Dataset records:
• • • • •

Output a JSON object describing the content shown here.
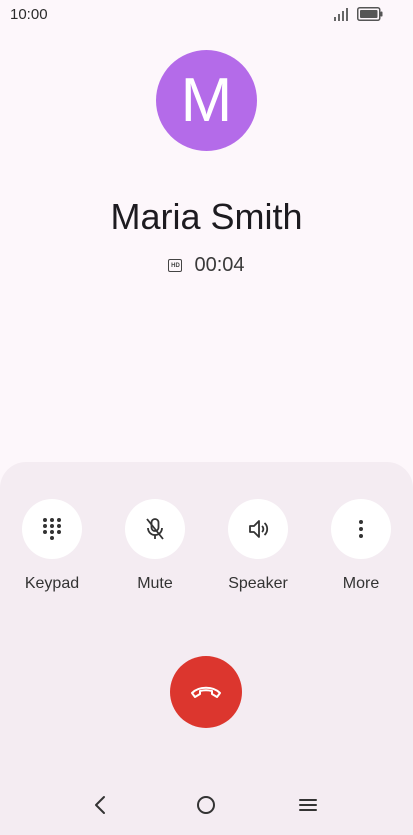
{
  "status_bar": {
    "time": "10:00",
    "signal_icon": "signal-icon",
    "battery_icon": "battery-icon"
  },
  "contact": {
    "initial": "M",
    "name": "Maria Smith",
    "avatar_color": "#b46be9"
  },
  "call": {
    "hd_badge": "HD",
    "duration": "00:04"
  },
  "controls": [
    {
      "label": "Keypad",
      "icon": "keypad-icon"
    },
    {
      "label": "Mute",
      "icon": "mic-off-icon"
    },
    {
      "label": "Speaker",
      "icon": "speaker-icon"
    },
    {
      "label": "More",
      "icon": "more-vert-icon"
    }
  ],
  "end_call": {
    "icon": "end-call-icon",
    "color": "#dc362e"
  },
  "nav": {
    "back_icon": "back-icon",
    "home_icon": "home-icon",
    "recents_icon": "recents-icon"
  },
  "colors": {
    "background": "#fdf7fb",
    "panel": "#f4ecf2"
  }
}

• • • • •

Copy the data character for character, but drop all pictures from the copy.

■ **The completed task**
Output a JSON object describing the content shown here.
{
  "status_bar": {
    "time": "10:00",
    "signal_icon": "signal-icon",
    "battery_icon": "battery-icon"
  },
  "contact": {
    "initial": "M",
    "name": "Maria Smith",
    "avatar_color": "#b46be9"
  },
  "call": {
    "hd_badge": "HD",
    "duration": "00:04"
  },
  "controls": [
    {
      "label": "Keypad",
      "icon": "keypad-icon"
    },
    {
      "label": "Mute",
      "icon": "mic-off-icon"
    },
    {
      "label": "Speaker",
      "icon": "speaker-icon"
    },
    {
      "label": "More",
      "icon": "more-vert-icon"
    }
  ],
  "end_call": {
    "icon": "end-call-icon",
    "color": "#dc362e"
  },
  "nav": {
    "back_icon": "back-icon",
    "home_icon": "home-icon",
    "recents_icon": "recents-icon"
  },
  "colors": {
    "background": "#fdf7fb",
    "panel": "#f4ecf2"
  }
}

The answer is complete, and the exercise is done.